-- START OF Records to use --

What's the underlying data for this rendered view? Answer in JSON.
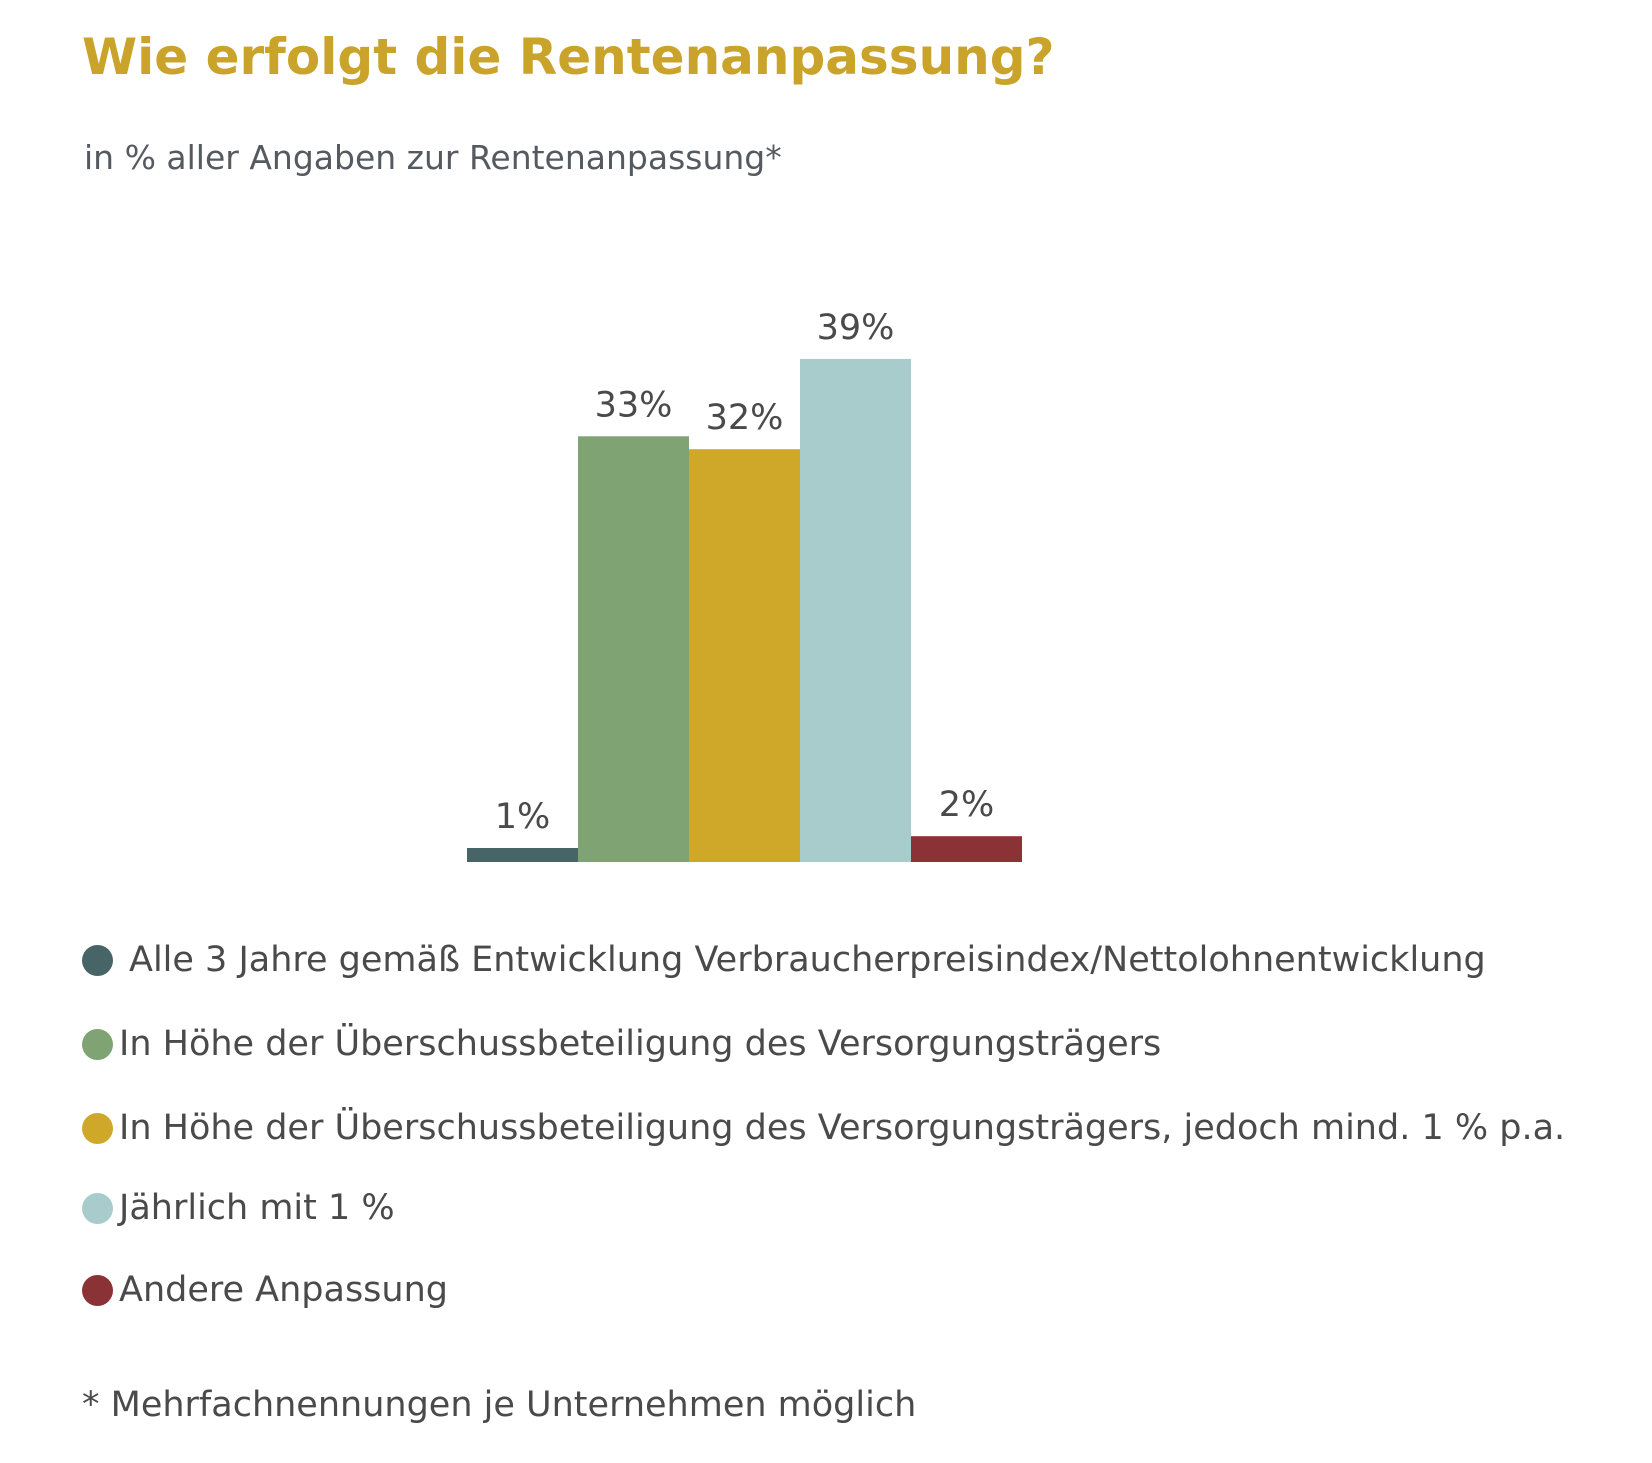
{
  "title": "Wie erfolgt die Rentenanpassung?",
  "subtitle": "in % aller Angaben zur Rentenanpassung*",
  "footnote": "* Mehrfachnennungen je Unternehmen möglich",
  "chart_data": {
    "type": "bar",
    "categories": [
      "Alle 3 Jahre gemäß Entwicklung Verbraucherpreisindex/Nettolohnentwicklung",
      "In Höhe der Überschussbeteiligung des Versorgungsträgers",
      "In Höhe der Überschussbeteiligung des Versorgungsträgers, jedoch mind. 1 % p.a.",
      "Jährlich mit 1 %",
      "Andere Anpassung"
    ],
    "values": [
      1,
      33,
      32,
      39,
      2
    ],
    "value_labels": [
      "1%",
      "33%",
      "32%",
      "39%",
      "2%"
    ],
    "unit": "%",
    "colors": [
      "#476566",
      "#7fa372",
      "#cfa82a",
      "#a8cbcc",
      "#8b3237"
    ],
    "ylim": [
      0,
      40
    ],
    "grid": false,
    "legend_position": "bottom"
  }
}
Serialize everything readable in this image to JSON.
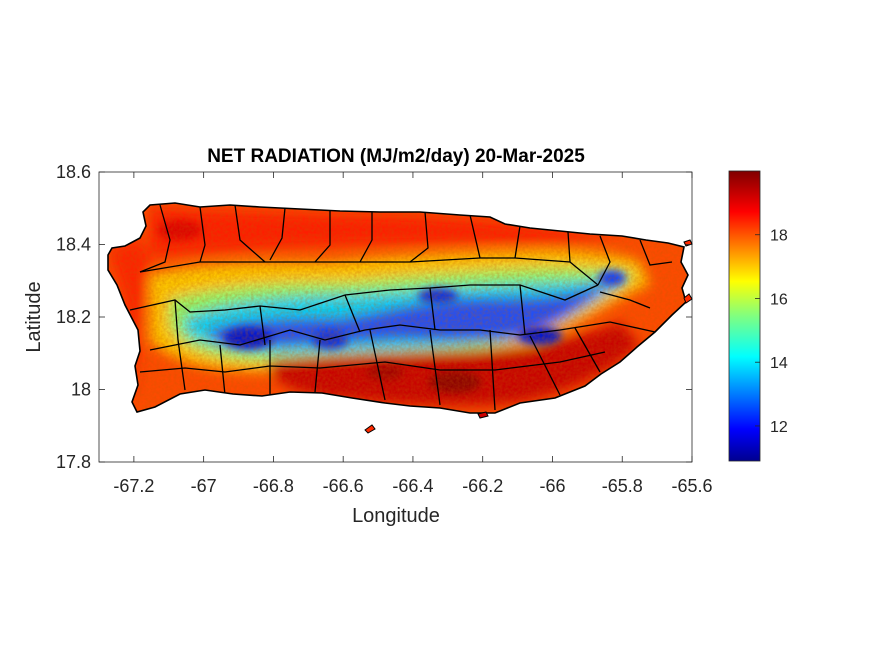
{
  "chart_data": {
    "type": "heatmap",
    "title": "NET RADIATION (MJ/m2/day) 20-Mar-2025",
    "xlabel": "Longitude",
    "ylabel": "Latitude",
    "xlim": [
      -67.3,
      -65.6
    ],
    "ylim": [
      17.8,
      18.6
    ],
    "x_ticks": [
      -67.2,
      -67,
      -66.8,
      -66.6,
      -66.4,
      -66.2,
      -66,
      -65.8,
      -65.6
    ],
    "x_tick_labels": [
      "-67.2",
      "-67",
      "-66.8",
      "-66.6",
      "-66.4",
      "-66.2",
      "-66",
      "-65.8",
      "-65.6"
    ],
    "y_ticks": [
      17.8,
      18,
      18.2,
      18.4,
      18.6
    ],
    "y_tick_labels": [
      "17.8",
      "18",
      "18.2",
      "18.4",
      "18.6"
    ],
    "colorbar": {
      "colormap": "jet",
      "range": [
        10.9,
        20
      ],
      "ticks": [
        12,
        14,
        16,
        18
      ],
      "tick_labels": [
        "12",
        "14",
        "16",
        "18"
      ]
    },
    "region": "Puerto Rico",
    "pattern": {
      "coast_and_north": "high (about 18-20)",
      "south_coast": "highest (about 19-20)",
      "central_mountains": "low (about 12-15)",
      "east_ridge": "low (about 13-15)"
    },
    "grid": false
  }
}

-- END OF Records to use --

# [Required work]
With pictures omitted, copy exactly the lines from the one containing "Serialize everything readable" through the final line of the listing, both included.

# [Right answer]
Serialize everything readable in this image to JSON.
{
  "chart_data": {
    "type": "heatmap",
    "title": "NET RADIATION (MJ/m2/day) 20-Mar-2025",
    "xlabel": "Longitude",
    "ylabel": "Latitude",
    "xlim": [
      -67.3,
      -65.6
    ],
    "ylim": [
      17.8,
      18.6
    ],
    "x_ticks": [
      -67.2,
      -67,
      -66.8,
      -66.6,
      -66.4,
      -66.2,
      -66,
      -65.8,
      -65.6
    ],
    "x_tick_labels": [
      "-67.2",
      "-67",
      "-66.8",
      "-66.6",
      "-66.4",
      "-66.2",
      "-66",
      "-65.8",
      "-65.6"
    ],
    "y_ticks": [
      17.8,
      18,
      18.2,
      18.4,
      18.6
    ],
    "y_tick_labels": [
      "17.8",
      "18",
      "18.2",
      "18.4",
      "18.6"
    ],
    "colorbar": {
      "colormap": "jet",
      "range": [
        10.9,
        20
      ],
      "ticks": [
        12,
        14,
        16,
        18
      ],
      "tick_labels": [
        "12",
        "14",
        "16",
        "18"
      ]
    },
    "region": "Puerto Rico",
    "pattern": {
      "coast_and_north": "high (about 18-20)",
      "south_coast": "highest (about 19-20)",
      "central_mountains": "low (about 12-15)",
      "east_ridge": "low (about 13-15)"
    },
    "grid": false
  }
}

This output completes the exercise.